Objective
Every line of the material below should be repeated exactly.

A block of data
______

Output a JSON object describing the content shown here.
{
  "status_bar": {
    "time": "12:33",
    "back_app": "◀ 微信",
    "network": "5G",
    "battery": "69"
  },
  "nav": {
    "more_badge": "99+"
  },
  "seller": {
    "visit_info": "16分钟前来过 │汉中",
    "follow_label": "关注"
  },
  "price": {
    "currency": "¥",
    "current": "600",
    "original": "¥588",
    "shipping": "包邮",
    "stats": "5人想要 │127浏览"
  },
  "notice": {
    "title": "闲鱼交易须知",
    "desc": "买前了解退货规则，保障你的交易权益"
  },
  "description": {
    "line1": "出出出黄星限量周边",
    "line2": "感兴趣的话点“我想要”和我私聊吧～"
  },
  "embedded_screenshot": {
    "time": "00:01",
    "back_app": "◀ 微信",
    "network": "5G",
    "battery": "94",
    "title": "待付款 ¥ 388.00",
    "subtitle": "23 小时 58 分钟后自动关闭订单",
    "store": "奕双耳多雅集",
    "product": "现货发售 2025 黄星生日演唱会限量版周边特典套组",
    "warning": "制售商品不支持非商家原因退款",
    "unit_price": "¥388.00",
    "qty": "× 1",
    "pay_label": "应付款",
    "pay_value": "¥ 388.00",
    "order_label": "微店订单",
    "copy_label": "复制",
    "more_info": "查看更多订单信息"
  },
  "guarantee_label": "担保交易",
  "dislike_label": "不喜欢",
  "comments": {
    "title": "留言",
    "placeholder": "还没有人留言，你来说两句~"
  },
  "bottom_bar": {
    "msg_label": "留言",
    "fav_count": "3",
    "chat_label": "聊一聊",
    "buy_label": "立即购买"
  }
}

______

Result for this task
Output a JSON object describing the content shown here.
{
  "status_bar": {
    "time": "12:33",
    "back_app": "◀ 微信",
    "network": "5G",
    "battery": "69"
  },
  "nav": {
    "more_badge": "99+"
  },
  "seller": {
    "visit_info": "16分钟前来过 │汉中",
    "follow_label": "关注"
  },
  "price": {
    "currency": "¥",
    "current": "600",
    "original": "¥588",
    "shipping": "包邮",
    "stats": "5人想要 │127浏览"
  },
  "notice": {
    "title": "闲鱼交易须知",
    "desc": "买前了解退货规则，保障你的交易权益"
  },
  "description": {
    "line1": "出出出黄星限量周边",
    "line2": "感兴趣的话点“我想要”和我私聊吧～"
  },
  "embedded_screenshot": {
    "time": "00:01",
    "back_app": "◀ 微信",
    "network": "5G",
    "battery": "94",
    "title": "待付款 ¥ 388.00",
    "subtitle": "23 小时 58 分钟后自动关闭订单",
    "store": "奕双耳多雅集",
    "product": "现货发售 2025 黄星生日演唱会限量版周边特典套组",
    "warning": "制售商品不支持非商家原因退款",
    "unit_price": "¥388.00",
    "qty": "× 1",
    "pay_label": "应付款",
    "pay_value": "¥ 388.00",
    "order_label": "微店订单",
    "copy_label": "复制",
    "more_info": "查看更多订单信息"
  },
  "guarantee_label": "担保交易",
  "dislike_label": "不喜欢",
  "comments": {
    "title": "留言",
    "placeholder": "还没有人留言，你来说两句~"
  },
  "bottom_bar": {
    "msg_label": "留言",
    "fav_count": "3",
    "chat_label": "聊一聊",
    "buy_label": "立即购买"
  }
}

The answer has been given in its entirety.